→ **Exercise description**
Identify each line below that contains the word "Homes", and copy it out.

→ **Recorded data**
━━━━

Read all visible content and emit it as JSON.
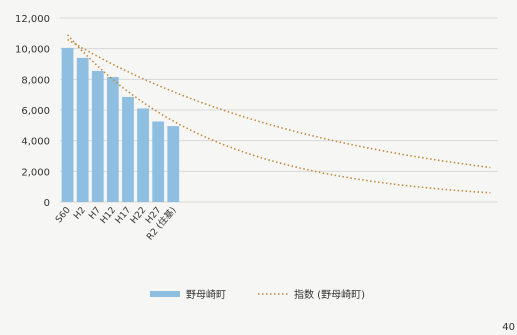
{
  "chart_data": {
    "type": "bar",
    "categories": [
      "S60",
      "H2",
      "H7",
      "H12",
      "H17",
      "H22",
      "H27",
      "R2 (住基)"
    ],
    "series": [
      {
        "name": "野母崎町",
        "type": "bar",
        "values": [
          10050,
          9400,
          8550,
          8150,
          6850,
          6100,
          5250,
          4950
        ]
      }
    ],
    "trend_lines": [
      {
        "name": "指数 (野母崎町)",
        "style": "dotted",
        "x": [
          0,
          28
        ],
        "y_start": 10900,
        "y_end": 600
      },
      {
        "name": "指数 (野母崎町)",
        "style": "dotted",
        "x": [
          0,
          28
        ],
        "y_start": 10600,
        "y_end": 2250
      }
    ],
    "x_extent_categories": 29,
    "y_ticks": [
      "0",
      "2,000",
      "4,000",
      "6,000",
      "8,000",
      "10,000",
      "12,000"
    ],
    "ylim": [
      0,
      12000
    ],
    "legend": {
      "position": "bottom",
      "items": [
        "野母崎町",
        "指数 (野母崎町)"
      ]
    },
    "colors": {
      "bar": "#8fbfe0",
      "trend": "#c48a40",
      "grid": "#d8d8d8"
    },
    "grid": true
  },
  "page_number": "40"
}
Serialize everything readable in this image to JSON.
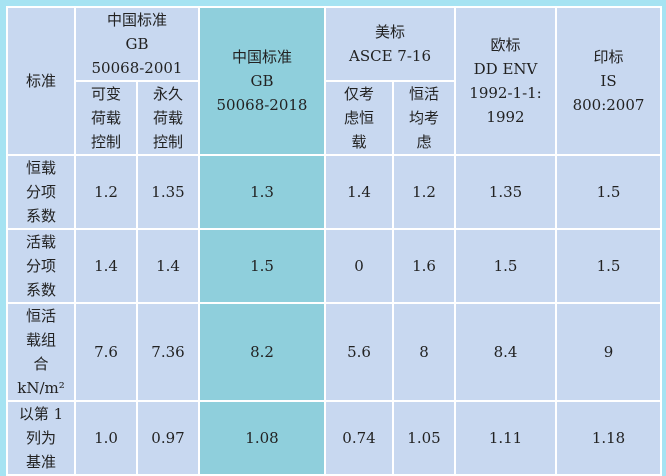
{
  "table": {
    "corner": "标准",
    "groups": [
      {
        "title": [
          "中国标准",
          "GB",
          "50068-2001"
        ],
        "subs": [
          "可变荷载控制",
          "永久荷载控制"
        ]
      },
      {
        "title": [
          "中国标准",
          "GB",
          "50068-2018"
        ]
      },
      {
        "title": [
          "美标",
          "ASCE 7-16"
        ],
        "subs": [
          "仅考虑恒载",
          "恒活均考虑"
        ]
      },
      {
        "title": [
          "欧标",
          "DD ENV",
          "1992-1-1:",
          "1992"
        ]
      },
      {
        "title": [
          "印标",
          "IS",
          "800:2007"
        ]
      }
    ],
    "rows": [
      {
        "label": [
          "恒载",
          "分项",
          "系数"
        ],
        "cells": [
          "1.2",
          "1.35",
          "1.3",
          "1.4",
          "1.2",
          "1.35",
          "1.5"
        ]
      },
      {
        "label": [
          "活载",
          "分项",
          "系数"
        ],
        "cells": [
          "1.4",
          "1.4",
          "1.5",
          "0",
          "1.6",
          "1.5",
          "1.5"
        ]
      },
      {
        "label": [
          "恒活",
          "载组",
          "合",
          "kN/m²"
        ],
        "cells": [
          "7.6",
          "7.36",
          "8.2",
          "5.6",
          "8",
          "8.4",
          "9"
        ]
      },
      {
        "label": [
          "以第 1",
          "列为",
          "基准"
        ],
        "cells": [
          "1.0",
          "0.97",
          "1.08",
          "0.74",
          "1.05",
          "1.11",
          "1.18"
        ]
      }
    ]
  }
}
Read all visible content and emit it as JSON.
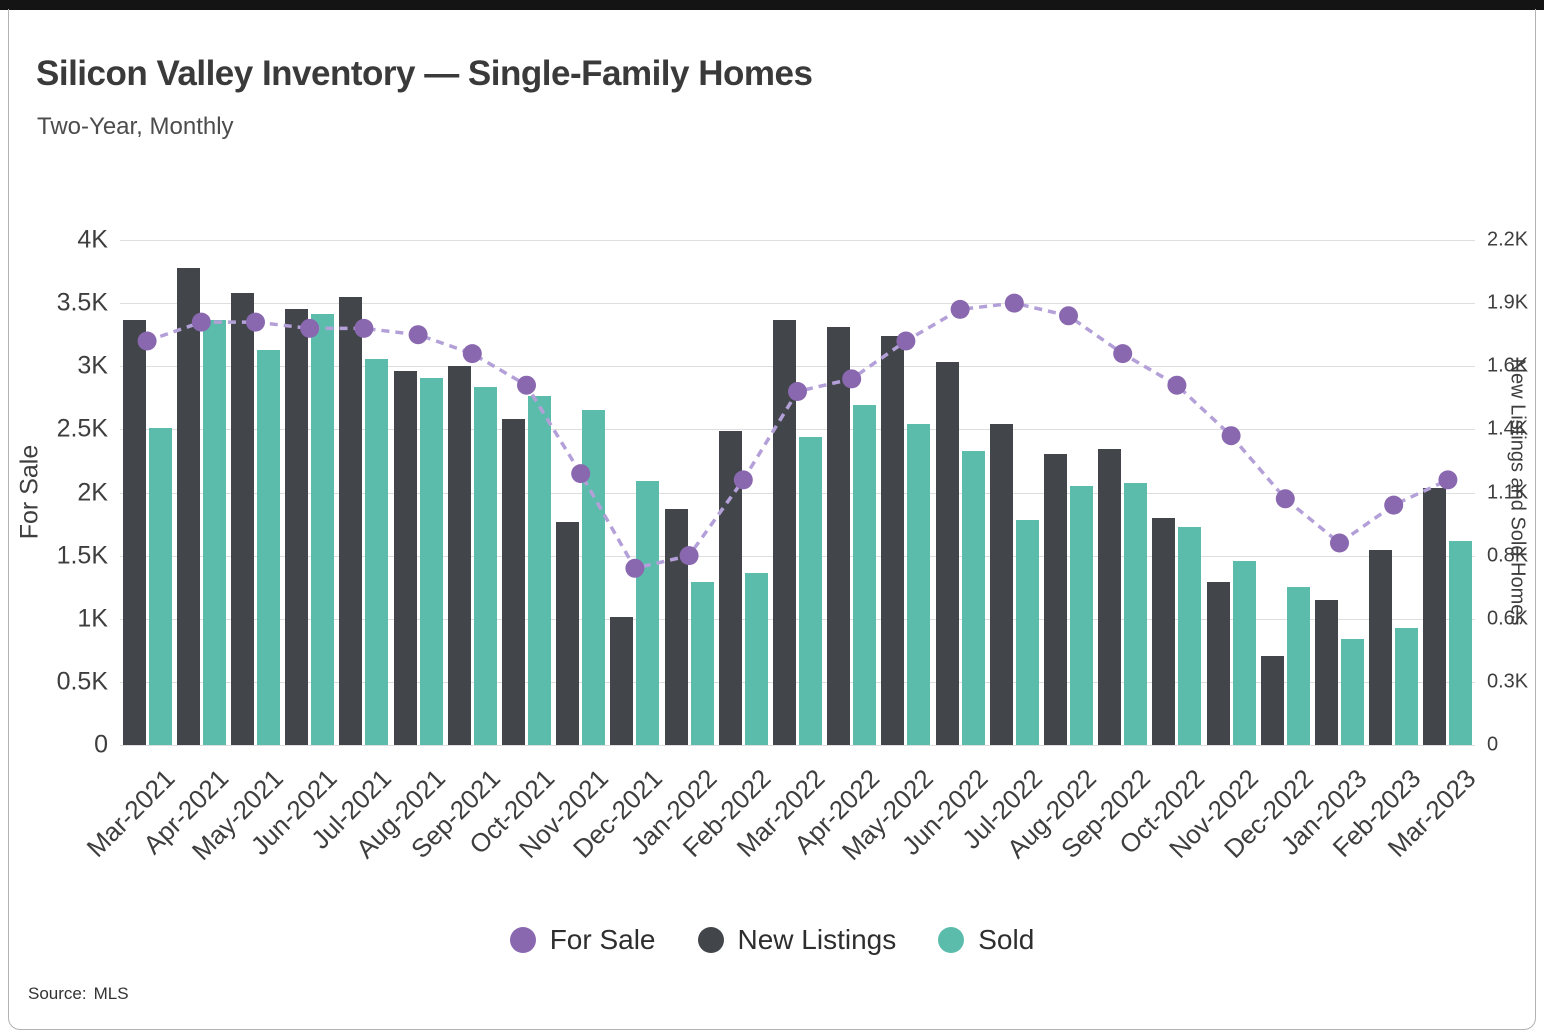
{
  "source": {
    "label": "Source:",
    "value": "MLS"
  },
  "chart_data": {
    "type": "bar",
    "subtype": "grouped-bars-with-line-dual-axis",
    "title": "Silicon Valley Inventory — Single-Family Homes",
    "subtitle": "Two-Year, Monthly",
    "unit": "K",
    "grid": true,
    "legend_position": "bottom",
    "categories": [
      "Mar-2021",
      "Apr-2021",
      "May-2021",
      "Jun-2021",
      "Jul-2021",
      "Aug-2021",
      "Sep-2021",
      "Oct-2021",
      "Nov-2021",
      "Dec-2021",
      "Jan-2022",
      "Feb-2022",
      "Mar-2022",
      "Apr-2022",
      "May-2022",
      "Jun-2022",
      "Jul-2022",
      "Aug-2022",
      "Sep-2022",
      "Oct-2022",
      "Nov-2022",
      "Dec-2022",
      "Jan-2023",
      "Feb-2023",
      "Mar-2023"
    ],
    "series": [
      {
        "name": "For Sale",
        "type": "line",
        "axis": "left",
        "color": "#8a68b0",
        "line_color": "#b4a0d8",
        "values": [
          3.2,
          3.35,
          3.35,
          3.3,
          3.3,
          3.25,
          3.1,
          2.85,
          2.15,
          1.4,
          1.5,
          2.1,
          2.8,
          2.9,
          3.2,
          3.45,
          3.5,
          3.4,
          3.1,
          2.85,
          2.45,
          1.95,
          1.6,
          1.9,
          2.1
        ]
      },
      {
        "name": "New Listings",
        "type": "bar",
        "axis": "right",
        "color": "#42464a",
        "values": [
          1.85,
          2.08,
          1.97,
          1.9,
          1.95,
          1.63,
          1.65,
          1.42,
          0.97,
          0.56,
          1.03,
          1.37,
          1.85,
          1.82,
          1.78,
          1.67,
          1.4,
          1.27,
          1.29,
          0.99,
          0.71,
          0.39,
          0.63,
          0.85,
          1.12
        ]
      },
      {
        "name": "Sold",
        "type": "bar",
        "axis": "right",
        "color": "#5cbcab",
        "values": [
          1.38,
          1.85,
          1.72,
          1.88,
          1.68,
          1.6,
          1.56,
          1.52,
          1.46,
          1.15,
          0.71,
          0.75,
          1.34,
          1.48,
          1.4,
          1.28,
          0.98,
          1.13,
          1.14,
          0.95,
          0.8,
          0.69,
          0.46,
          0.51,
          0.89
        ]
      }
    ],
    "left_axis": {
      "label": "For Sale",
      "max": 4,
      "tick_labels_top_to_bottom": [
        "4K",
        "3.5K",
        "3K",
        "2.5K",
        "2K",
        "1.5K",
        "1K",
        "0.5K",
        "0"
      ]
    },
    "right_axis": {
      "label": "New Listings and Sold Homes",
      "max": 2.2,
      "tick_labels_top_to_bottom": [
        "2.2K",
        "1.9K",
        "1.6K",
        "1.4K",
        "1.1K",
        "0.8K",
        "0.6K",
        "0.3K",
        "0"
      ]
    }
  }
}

━━━━

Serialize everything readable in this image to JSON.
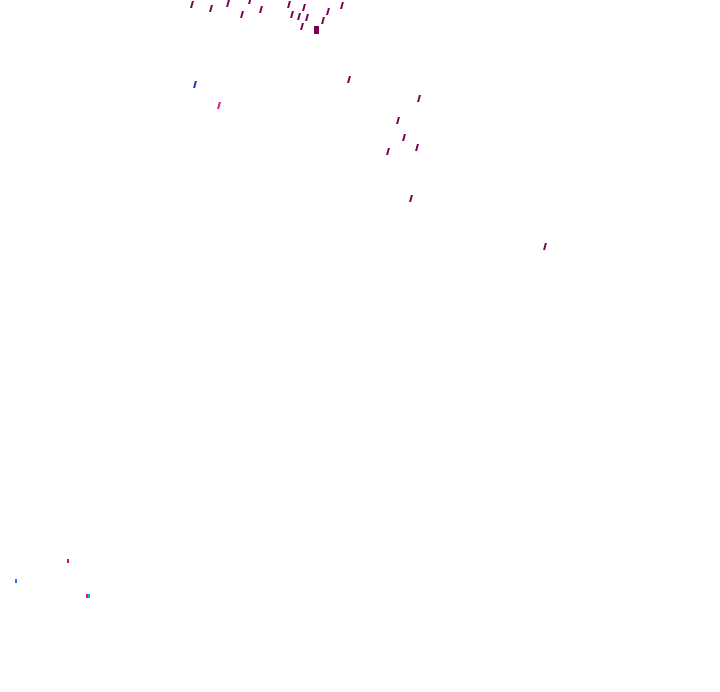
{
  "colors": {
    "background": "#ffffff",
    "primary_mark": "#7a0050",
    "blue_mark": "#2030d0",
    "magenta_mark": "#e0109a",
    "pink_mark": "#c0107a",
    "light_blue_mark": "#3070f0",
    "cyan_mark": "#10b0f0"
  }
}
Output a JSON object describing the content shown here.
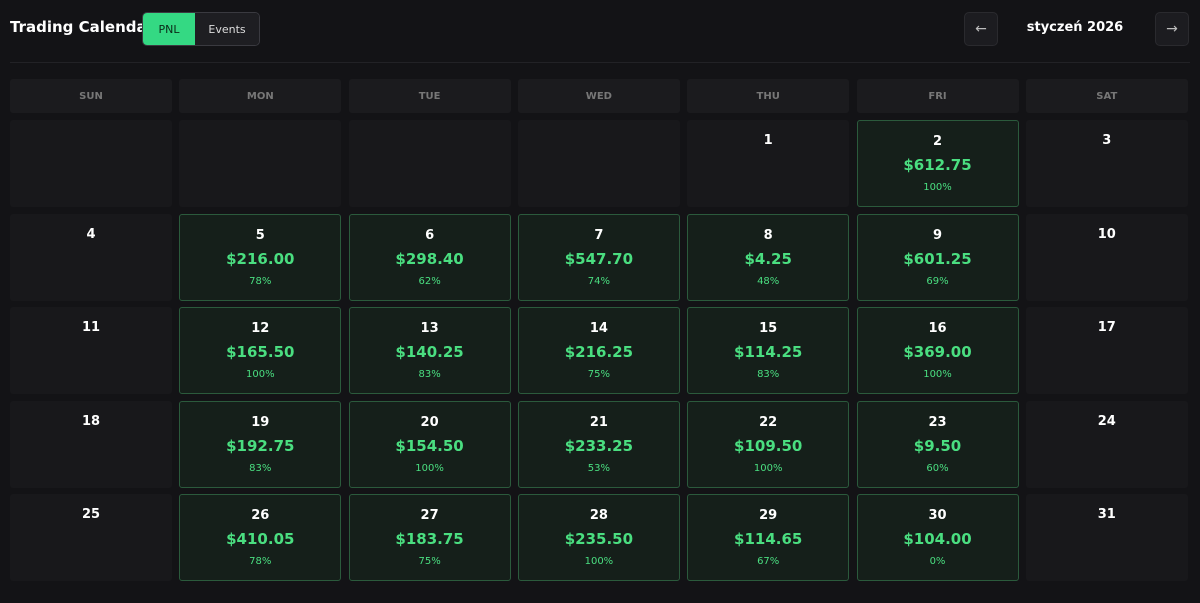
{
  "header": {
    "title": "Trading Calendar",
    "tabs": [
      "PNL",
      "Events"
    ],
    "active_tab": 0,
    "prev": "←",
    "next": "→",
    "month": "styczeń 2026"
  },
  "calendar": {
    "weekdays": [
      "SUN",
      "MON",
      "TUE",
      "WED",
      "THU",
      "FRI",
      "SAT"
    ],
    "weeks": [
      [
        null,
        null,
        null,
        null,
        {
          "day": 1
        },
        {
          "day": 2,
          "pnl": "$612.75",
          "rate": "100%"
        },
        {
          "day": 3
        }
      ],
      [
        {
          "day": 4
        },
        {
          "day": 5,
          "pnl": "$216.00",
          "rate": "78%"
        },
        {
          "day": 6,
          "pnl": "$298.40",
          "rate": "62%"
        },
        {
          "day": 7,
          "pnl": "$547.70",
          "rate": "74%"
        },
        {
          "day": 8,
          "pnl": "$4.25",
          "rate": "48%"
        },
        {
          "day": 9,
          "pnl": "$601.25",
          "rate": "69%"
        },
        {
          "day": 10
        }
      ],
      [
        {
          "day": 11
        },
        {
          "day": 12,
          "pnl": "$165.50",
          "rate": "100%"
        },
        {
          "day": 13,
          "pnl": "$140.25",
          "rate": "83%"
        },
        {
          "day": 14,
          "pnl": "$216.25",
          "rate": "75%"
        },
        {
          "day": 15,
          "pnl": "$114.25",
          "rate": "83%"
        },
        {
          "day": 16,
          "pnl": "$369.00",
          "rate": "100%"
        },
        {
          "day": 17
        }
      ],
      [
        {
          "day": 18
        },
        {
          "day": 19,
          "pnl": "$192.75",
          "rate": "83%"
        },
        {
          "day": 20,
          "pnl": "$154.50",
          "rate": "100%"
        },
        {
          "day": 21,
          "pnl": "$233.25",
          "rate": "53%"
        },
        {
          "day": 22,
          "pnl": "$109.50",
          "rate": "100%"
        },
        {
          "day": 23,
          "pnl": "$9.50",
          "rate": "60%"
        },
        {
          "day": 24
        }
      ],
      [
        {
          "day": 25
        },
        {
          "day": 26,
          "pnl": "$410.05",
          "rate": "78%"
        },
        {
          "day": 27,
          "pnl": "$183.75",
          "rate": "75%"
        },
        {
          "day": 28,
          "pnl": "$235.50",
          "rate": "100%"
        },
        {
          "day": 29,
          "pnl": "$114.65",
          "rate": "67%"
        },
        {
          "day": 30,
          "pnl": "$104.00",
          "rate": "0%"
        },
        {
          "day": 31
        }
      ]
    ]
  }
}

━━━━

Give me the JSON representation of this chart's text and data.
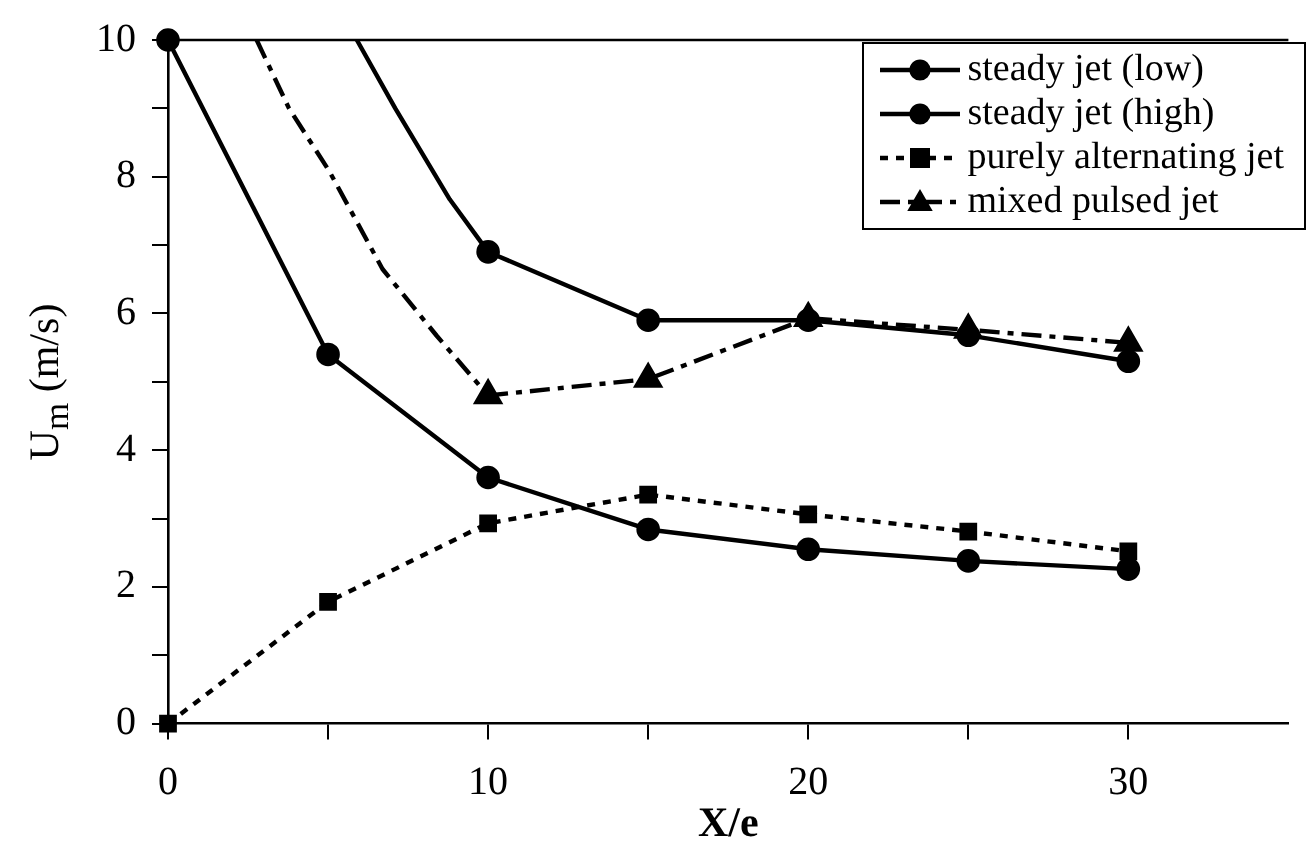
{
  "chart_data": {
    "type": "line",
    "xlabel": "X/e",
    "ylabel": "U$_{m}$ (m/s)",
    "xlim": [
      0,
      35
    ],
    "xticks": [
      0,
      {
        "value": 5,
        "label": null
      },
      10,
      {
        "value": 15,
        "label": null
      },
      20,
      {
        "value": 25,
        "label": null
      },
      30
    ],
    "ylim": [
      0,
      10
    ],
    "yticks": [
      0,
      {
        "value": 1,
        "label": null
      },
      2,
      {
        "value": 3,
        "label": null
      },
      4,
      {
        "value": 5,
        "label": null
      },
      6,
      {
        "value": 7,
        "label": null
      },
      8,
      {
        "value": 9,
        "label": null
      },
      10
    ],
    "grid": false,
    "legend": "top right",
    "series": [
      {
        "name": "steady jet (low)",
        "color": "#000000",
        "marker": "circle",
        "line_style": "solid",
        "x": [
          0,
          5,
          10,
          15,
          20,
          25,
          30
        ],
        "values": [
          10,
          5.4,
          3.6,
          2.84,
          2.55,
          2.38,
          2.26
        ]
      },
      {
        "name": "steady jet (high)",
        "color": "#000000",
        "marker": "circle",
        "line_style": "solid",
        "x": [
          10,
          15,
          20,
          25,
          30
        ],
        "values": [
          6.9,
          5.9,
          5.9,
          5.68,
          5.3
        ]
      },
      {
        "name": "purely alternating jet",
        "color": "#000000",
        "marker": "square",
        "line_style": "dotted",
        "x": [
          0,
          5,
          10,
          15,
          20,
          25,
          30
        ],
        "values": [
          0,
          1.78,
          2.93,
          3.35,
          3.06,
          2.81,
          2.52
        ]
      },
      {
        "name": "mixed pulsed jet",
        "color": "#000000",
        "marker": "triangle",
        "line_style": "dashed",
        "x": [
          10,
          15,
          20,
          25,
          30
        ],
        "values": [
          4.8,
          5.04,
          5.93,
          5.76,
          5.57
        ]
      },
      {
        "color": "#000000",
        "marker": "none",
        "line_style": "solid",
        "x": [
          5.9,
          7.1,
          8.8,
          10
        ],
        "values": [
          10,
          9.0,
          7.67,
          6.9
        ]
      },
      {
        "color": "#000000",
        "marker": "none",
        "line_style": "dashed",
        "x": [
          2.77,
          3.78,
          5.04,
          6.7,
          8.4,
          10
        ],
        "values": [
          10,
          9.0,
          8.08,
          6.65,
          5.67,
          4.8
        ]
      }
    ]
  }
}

━━━━

→ **Solution for this exercise**
    "title": "Silicon Valley Inventory — Single-Family Homes",
      "label": "New Listings and Sold Homes",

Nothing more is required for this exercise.